- _BRIEF 1_
Please update the rows, beginning at the start of the records and stopping after the line that contains "- x-tick-label: 2020: [224, 697, 276, 721]", by replacing "x-tick-label" with "x-axis-tick" and leaving everything else unchanged. Return only those rows.

I’ve got a feeling that the causes of young muslim alienation might run a little deeper than this.

We know they do, because hundreds of people are dying in Nigeria, Syria, Iraq and apparently we’re all trivialising hypocrites because we’re getting wound up about a few french cartoonists.

Racist.  Fundamentalist.  Hypocrite. It’s so easy to throw these words around, isn’t it? Extremely easy to call anyone a hypocrite because no one is entirely consistent – especially a line of world leaders who look like they’re doing a bizarre hokey cokey.

Hebdo Hokey Cokey

It’s also extremely easy to accuse people of protesting against the wrong thing – there’s always a list of stuff more important you ought to be protesting about. It’s an easy accusation and just a bit meaningless. Why are you eating carrots???? You should be eating peas!!!

No. We’re not marching about Nigeria – not because we don’t care about Nigeria, but because we’re marching about what this attack represents, which does embody some fundamental principles.

And, crucially, having fundamental principles does not make a person a fundamentalist in the knee jerk pejorative sense of the word; just as failing to adhere precisely to a fundamental does not make a person a hypocrite. All principles are inherently aspirational. The declaring of principle is important because we publicly declare a benchmark against which we can be judged. The scornful cry of ‘hypocrite’ is a cry of defeat. Like all the other labels it closes the discussion down. No one can stand up for anything – and no one is fit to lead. Isn’t the world shit?

Well, actually, no it isn’t.

- _BRIEF 2_
Condense the paragraph of the commentary above that begins "And, crucially, having fundamental principles" into a short bulleted list that keeps its main points.

- _THE DATA_
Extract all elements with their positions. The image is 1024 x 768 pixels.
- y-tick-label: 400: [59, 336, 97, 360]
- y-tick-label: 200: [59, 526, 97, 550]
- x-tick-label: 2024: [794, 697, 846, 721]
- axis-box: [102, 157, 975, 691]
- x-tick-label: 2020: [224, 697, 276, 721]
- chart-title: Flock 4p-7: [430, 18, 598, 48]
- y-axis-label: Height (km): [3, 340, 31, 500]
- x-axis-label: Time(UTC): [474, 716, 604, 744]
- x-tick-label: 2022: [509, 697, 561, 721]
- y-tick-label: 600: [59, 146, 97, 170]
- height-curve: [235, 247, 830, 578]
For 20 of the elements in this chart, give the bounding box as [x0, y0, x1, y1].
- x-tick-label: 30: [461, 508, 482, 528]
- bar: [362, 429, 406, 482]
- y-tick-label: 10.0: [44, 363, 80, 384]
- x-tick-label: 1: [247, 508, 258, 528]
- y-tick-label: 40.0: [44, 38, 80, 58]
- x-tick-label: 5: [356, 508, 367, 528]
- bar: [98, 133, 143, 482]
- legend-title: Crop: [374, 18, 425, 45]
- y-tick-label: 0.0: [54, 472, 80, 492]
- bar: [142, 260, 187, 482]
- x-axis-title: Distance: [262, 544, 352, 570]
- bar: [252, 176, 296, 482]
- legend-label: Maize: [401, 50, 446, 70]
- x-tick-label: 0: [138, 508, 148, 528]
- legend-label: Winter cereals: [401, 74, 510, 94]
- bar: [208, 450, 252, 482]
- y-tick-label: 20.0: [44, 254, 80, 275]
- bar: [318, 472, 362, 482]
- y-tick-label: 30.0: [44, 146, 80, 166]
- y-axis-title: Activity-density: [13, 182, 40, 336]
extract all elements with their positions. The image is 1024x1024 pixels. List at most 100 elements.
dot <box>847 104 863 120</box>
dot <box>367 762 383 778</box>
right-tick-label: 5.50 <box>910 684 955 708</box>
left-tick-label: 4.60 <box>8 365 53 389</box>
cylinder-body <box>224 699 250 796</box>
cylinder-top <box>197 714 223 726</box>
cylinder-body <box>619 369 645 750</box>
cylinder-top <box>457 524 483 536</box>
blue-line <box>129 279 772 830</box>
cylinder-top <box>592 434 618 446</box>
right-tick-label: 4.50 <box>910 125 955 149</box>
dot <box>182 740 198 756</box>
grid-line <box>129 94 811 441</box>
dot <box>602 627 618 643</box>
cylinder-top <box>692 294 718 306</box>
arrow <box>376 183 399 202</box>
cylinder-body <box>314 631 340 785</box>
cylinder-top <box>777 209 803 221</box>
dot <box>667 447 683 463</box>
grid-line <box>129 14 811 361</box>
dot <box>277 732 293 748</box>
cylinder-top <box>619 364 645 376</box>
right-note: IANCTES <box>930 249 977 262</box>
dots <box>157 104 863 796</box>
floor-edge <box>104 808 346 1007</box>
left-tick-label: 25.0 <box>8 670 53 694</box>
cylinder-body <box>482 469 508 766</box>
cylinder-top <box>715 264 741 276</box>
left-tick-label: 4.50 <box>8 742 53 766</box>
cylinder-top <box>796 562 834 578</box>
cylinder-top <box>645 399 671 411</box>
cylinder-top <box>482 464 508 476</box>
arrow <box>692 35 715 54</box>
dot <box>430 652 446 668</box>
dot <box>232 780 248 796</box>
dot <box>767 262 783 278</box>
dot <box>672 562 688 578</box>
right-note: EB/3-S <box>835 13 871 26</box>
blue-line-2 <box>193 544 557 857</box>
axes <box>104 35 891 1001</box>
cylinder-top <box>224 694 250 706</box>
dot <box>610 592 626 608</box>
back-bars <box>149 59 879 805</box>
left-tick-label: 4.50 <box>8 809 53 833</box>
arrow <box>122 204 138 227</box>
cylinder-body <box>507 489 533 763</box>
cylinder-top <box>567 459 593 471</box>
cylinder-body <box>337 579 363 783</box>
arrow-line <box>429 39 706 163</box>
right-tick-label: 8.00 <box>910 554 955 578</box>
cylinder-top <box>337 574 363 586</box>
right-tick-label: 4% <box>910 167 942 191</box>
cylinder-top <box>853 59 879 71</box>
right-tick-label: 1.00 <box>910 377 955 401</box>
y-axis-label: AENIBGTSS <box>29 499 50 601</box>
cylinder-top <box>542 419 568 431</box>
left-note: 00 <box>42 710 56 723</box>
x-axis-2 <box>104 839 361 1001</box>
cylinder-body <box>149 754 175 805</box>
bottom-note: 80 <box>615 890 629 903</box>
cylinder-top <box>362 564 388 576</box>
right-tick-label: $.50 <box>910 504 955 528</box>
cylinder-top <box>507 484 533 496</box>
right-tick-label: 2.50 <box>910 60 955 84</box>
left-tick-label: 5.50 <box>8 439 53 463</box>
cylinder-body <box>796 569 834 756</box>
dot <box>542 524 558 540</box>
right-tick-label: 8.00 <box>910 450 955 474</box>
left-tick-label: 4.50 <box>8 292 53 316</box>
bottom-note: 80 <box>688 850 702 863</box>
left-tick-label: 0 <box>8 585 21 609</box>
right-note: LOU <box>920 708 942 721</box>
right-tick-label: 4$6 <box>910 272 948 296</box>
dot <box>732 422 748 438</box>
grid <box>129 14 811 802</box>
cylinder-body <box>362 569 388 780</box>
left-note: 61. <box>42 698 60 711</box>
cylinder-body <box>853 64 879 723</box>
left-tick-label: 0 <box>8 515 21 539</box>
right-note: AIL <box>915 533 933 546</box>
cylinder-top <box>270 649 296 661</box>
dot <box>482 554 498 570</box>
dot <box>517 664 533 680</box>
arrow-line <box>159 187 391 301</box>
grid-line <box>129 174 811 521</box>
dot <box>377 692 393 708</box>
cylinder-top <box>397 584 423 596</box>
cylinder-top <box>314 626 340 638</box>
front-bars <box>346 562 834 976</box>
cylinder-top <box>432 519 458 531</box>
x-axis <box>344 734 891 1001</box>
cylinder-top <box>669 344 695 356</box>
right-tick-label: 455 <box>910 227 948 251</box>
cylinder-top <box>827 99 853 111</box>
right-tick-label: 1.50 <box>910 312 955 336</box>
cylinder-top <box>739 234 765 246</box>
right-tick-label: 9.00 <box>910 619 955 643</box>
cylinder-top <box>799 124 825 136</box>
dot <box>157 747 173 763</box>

- _EXERCISE ANSWER 1_
Extract all elements with their positions. The image is 1024 x 768 pixels.
- y-tick-label: 400: [59, 336, 97, 360]
- y-tick-label: 200: [59, 526, 97, 550]
- x-axis-tick: 2024: [794, 697, 846, 721]
- axis-box: [102, 157, 975, 691]
- x-axis-tick: 2020: [224, 697, 276, 721]

- _EXERCISE ANSWER 2_
- Holding fundamental principles does not make someone a fundamentalist in the pejorative sense.
- Falling short of a principle does not make someone a hypocrite.
- All principles are aspirational.
- Declaring principles matters because it sets a public benchmark for judging us.
- Calling someone a "hypocrite" is a cry of defeat. Like other labels, it shuts the discussion down and implies that no one can stand up for anything or is fit to lead.